**The problem**
Skip the pictures and repeat each line of the data exactly.

**Provided information**
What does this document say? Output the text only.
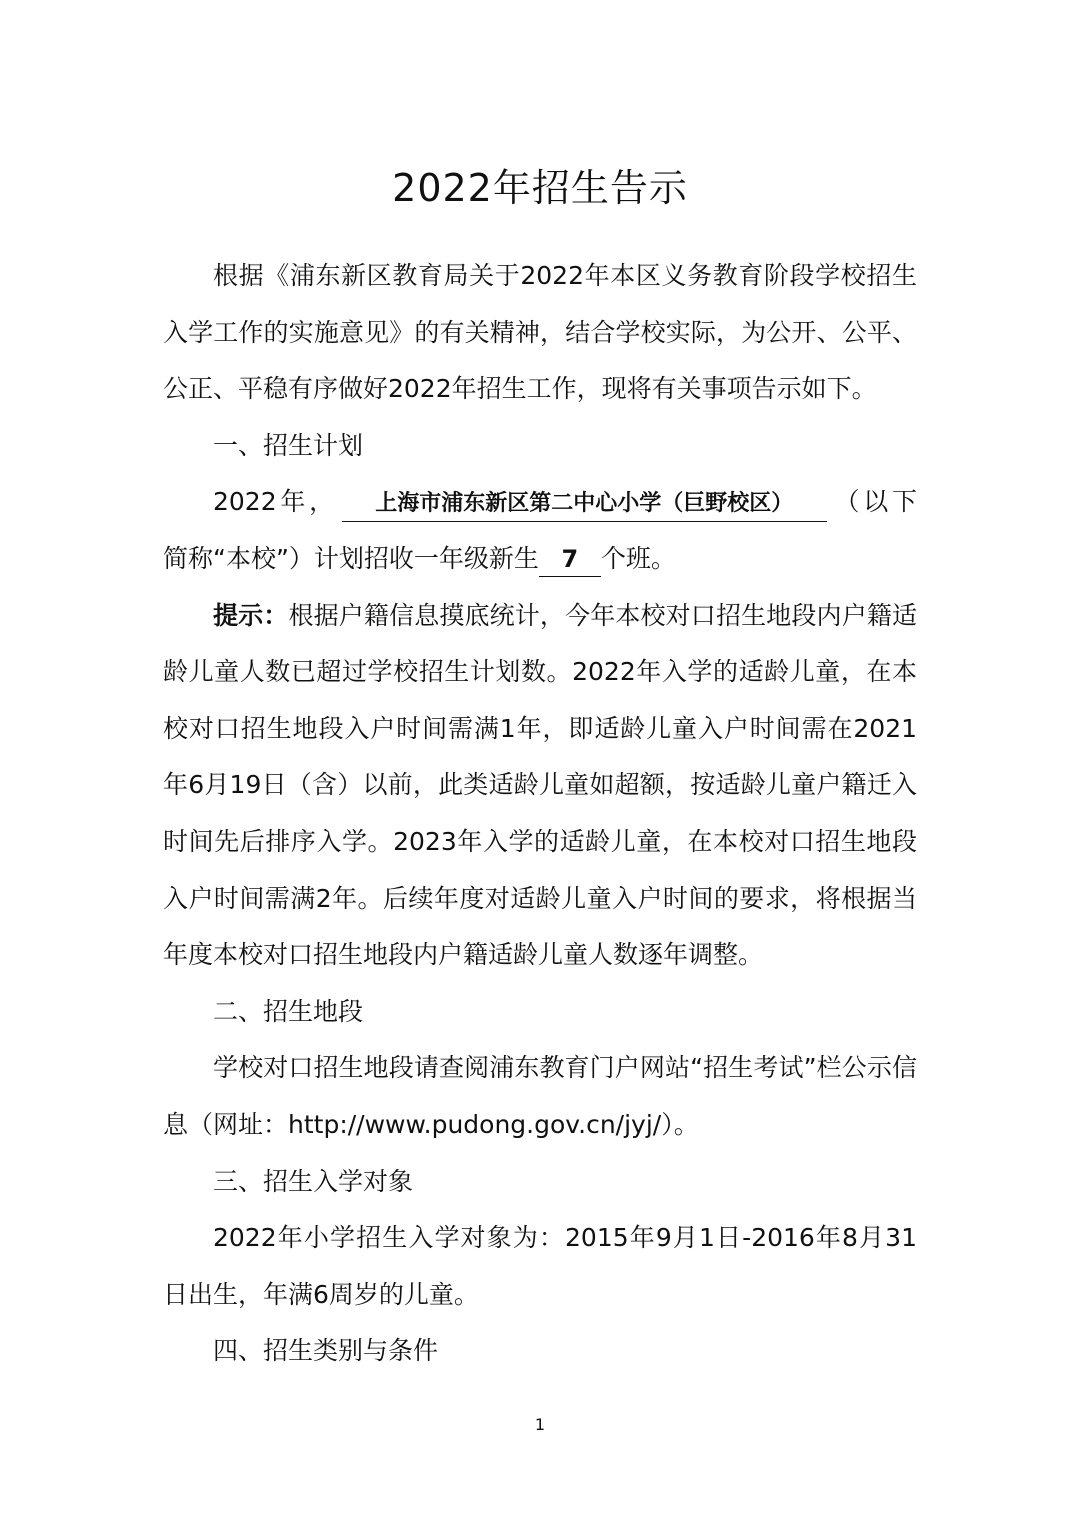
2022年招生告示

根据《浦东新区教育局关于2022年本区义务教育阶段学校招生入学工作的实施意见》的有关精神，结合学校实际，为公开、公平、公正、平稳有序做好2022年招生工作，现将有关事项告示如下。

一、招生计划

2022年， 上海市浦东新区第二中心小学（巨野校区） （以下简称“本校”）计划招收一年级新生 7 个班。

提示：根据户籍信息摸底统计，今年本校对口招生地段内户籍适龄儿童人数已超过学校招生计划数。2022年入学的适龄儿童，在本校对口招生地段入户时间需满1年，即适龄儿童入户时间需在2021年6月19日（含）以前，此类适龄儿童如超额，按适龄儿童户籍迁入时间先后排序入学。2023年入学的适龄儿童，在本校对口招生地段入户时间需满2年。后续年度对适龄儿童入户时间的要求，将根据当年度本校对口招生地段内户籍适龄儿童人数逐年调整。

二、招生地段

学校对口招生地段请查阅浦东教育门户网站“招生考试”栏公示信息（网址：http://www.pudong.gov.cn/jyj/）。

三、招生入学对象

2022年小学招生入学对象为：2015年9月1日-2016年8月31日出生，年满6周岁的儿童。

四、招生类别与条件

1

**The reply**
What does this document say? Output the text only.
2022年招生告示

根据《浦东新区教育局关于2022年本区义务教育阶段学校招生入学工作的实施意见》的有关精神，结合学校实际，为公开、公平、公正、平稳有序做好2022年招生工作，现将有关事项告示如下。

一、招生计划

2022年， 上海市浦东新区第二中心小学（巨野校区） （以下简称“本校”）计划招收一年级新生 7 个班。

提示：根据户籍信息摸底统计，今年本校对口招生地段内户籍适龄儿童人数已超过学校招生计划数。2022年入学的适龄儿童，在本校对口招生地段入户时间需满1年，即适龄儿童入户时间需在2021年6月19日（含）以前，此类适龄儿童如超额，按适龄儿童户籍迁入时间先后排序入学。2023年入学的适龄儿童，在本校对口招生地段入户时间需满2年。后续年度对适龄儿童入户时间的要求，将根据当年度本校对口招生地段内户籍适龄儿童人数逐年调整。

二、招生地段

学校对口招生地段请查阅浦东教育门户网站“招生考试”栏公示信息（网址：http://www.pudong.gov.cn/jyj/）。

三、招生入学对象

2022年小学招生入学对象为：2015年9月1日-2016年8月31日出生，年满6周岁的儿童。

四、招生类别与条件

1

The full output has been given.